[Records that describe figures]

********

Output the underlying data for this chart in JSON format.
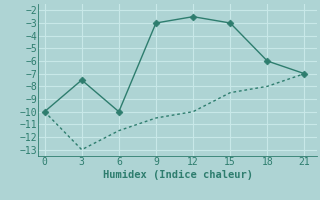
{
  "xlabel": "Humidex (Indice chaleur)",
  "line1_x": [
    0,
    3,
    6,
    9,
    12,
    15,
    18,
    21
  ],
  "line1_y": [
    -10,
    -7.5,
    -10,
    -3,
    -2.5,
    -3,
    -6,
    -7
  ],
  "line2_x": [
    0,
    3,
    6,
    9,
    12,
    15,
    18,
    21
  ],
  "line2_y": [
    -10,
    -13,
    -11.5,
    -10.5,
    -10,
    -8.5,
    -8,
    -7
  ],
  "line_color": "#2e7d6e",
  "bg_color": "#aed4d4",
  "grid_color": "#c8e8e8",
  "xlim": [
    -0.5,
    22
  ],
  "ylim": [
    -13.5,
    -1.5
  ],
  "xticks": [
    0,
    3,
    6,
    9,
    12,
    15,
    18,
    21
  ],
  "yticks": [
    -13,
    -12,
    -11,
    -10,
    -9,
    -8,
    -7,
    -6,
    -5,
    -4,
    -3,
    -2
  ],
  "marker_size": 3.5,
  "line_width": 1.0,
  "xlabel_fontsize": 7.5,
  "tick_fontsize": 7
}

********

Instructions to follow: Make an exact copy of all entries above, dropping the images.

Reply:
Output the underlying data for this chart in JSON format.
{
  "xlabel": "Humidex (Indice chaleur)",
  "line1_x": [
    0,
    3,
    6,
    9,
    12,
    15,
    18,
    21
  ],
  "line1_y": [
    -10,
    -7.5,
    -10,
    -3,
    -2.5,
    -3,
    -6,
    -7
  ],
  "line2_x": [
    0,
    3,
    6,
    9,
    12,
    15,
    18,
    21
  ],
  "line2_y": [
    -10,
    -13,
    -11.5,
    -10.5,
    -10,
    -8.5,
    -8,
    -7
  ],
  "line_color": "#2e7d6e",
  "bg_color": "#aed4d4",
  "grid_color": "#c8e8e8",
  "xlim": [
    -0.5,
    22
  ],
  "ylim": [
    -13.5,
    -1.5
  ],
  "xticks": [
    0,
    3,
    6,
    9,
    12,
    15,
    18,
    21
  ],
  "yticks": [
    -13,
    -12,
    -11,
    -10,
    -9,
    -8,
    -7,
    -6,
    -5,
    -4,
    -3,
    -2
  ],
  "marker_size": 3.5,
  "line_width": 1.0,
  "xlabel_fontsize": 7.5,
  "tick_fontsize": 7
}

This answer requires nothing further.